Recommended: Secured vs. Unsecured Loan: Which Should You Choose?

Who should get an unsecured loan?

Unsecured loans can be a good financial solution for certain situations and borrowers. Here’s who might benefit most:

  • Good credit score holders: People with credit scores above 670 are ideal candidates since they’ll typically qualify for the best interest rates and terms, making the loan more affordable.
  • Debt consolidators: If you’re juggling multiple high-interest debts (like credit card balances), an unsecured loan could help simplify payments and potentially lower your overall interest rate.
  • Short-term goal achievers: Those who need a specific amount of money for a clear purpose (like home renovations or wedding expenses) and have a solid plan to repay the loan within a few years.
  • Emergency expense handlers: People facing unexpected costs (like medical bills or major car repairs) who don’t have adequate savings but do have steady income to handle monthly payments.

Who should think twice:

  • Those with poor credit scores, as interest rates may be high
  • People without stable income to make regular monthly payments
  • Anyone who could qualify for a lower-interest secured loan instead
  • Those who need very large loan amounts (over $50,000)
  • People already struggling with existing debt payments

What are the benefits and downsides of an unsecured loan?

Unsecured loans offer convenience and flexibility without risking your assets, but you’ll likely pay for this security through higher interest rates. 

ProsCons
No collateral required: Your assets won’t be at risk – you won’t lose your home or car if you defaultHigher interest rates: You’ll typically pay more in interest than with secured loans
Quick funding: Typically faster approval and disbursement than secured loansStricter qualification requirements: Likely need better credit and solid income to qualify
Flexible use of funds: Can be used for almost any legitimate purposeLower borrowing limits: Usually can’t borrow as much as with secured loans

How to apply for an unsecured loan

Want to know if you qualify for an unsecured loan? Finding loan offers is easier than you might think when you use MoneyLion.

Step 1: Start by inputting how much you want to borrow and what you’ll use the loan for. We’ll ask for your approximate credit score and some basic personal information. Don’t worry about your credit at this stage – checking for offers won’t affect your score.

Step 2: MoneyLion’s smart technology quickly analyzes your profile to find suitable lenders from our trusted network, delivering personalized loan offers within minutes.

Step 3: Take your time to review and compare different loan offers, looking at interest rates, terms, and monthly payments. There’s no pressure – you’re not obligated to accept any offer.

Smart borrowing starts here

Unsecured loans can be your ticket to achieving financial goals without risking your assets (or boat!). Whether you’re consolidating debt or funding a major purchase, understanding your options helps you make the best choice for your present and future situation.

FAQs

What is an unsecured personal loan?

An unsecured personal loan is a type of borrowing that provides funds based solely on your creditworthiness, without requiring any collateral like a house or car as security for the loan.

What is an example of an unsecured loan?

A credit card is the most common example of an unsecured loan, where you’re given a credit limit based on your credit history and income, without putting up any assets as collateral.

Which loan is better, secured or unsecured?

While secured loans typically offer lower interest rates and higher borrowing amounts, unsecured loans might be better if you don’t want to risk losing assets or don’t have collateral to offer.

Can I get an unsecured loan with bad credit?

While it’s possible to get an unsecured loan with bad credit, you’ll likely face much higher interest rates and may need a co-signer. Consider improving your credit score first or checking out secured loan options.

* Instructions to follow *
Copy out the stretch of the unsecured loan guide from "Step 3: Take" through "unsecured personal loan?", substituting "key" for "ticket". Rely only on the text for your answers.

Records from a dataset
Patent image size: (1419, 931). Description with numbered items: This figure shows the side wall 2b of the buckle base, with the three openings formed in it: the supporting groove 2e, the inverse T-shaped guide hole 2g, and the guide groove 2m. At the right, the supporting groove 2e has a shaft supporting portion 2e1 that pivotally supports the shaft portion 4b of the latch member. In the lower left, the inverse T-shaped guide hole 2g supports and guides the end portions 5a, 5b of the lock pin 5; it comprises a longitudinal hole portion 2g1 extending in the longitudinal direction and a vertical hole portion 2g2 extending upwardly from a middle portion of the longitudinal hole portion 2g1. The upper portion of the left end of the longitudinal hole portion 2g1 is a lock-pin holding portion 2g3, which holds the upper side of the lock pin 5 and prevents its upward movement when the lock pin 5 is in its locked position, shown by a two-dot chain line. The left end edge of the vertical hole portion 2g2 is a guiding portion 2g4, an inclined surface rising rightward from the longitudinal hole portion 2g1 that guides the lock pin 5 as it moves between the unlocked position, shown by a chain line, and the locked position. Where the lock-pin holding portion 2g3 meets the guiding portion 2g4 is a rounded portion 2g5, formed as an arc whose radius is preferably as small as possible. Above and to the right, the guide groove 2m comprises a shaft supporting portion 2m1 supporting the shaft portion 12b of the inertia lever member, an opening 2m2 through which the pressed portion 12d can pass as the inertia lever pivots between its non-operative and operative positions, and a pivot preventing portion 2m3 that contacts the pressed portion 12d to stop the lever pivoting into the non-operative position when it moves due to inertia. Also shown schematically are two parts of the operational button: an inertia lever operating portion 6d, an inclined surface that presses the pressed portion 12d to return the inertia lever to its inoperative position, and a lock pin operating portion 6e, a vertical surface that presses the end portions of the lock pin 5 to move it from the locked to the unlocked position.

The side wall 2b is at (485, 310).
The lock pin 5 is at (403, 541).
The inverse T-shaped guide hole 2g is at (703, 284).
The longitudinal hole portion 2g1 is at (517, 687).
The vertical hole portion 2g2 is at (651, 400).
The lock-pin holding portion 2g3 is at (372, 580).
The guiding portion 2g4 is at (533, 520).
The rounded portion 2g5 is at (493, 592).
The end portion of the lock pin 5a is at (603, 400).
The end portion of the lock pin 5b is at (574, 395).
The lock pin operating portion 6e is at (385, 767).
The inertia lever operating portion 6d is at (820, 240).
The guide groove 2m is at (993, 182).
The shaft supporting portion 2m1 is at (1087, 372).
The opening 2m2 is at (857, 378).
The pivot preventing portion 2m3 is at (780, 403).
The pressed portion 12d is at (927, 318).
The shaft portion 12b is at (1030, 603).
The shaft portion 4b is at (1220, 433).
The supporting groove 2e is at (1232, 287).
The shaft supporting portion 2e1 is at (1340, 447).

* Response to this task *
Step 3: Take your time to review and compare different loan offers, looking at interest rates, terms, and monthly payments. There’s no pressure – you’re not obligated to accept any offer.

Smart borrowing starts here

Unsecured loans can be your key to achieving financial goals without risking your assets (or boat!). Whether you’re consolidating debt or funding a major purchase, understanding your options helps you make the best choice for your present and future situation.

FAQs

What is an unsecured personal loan?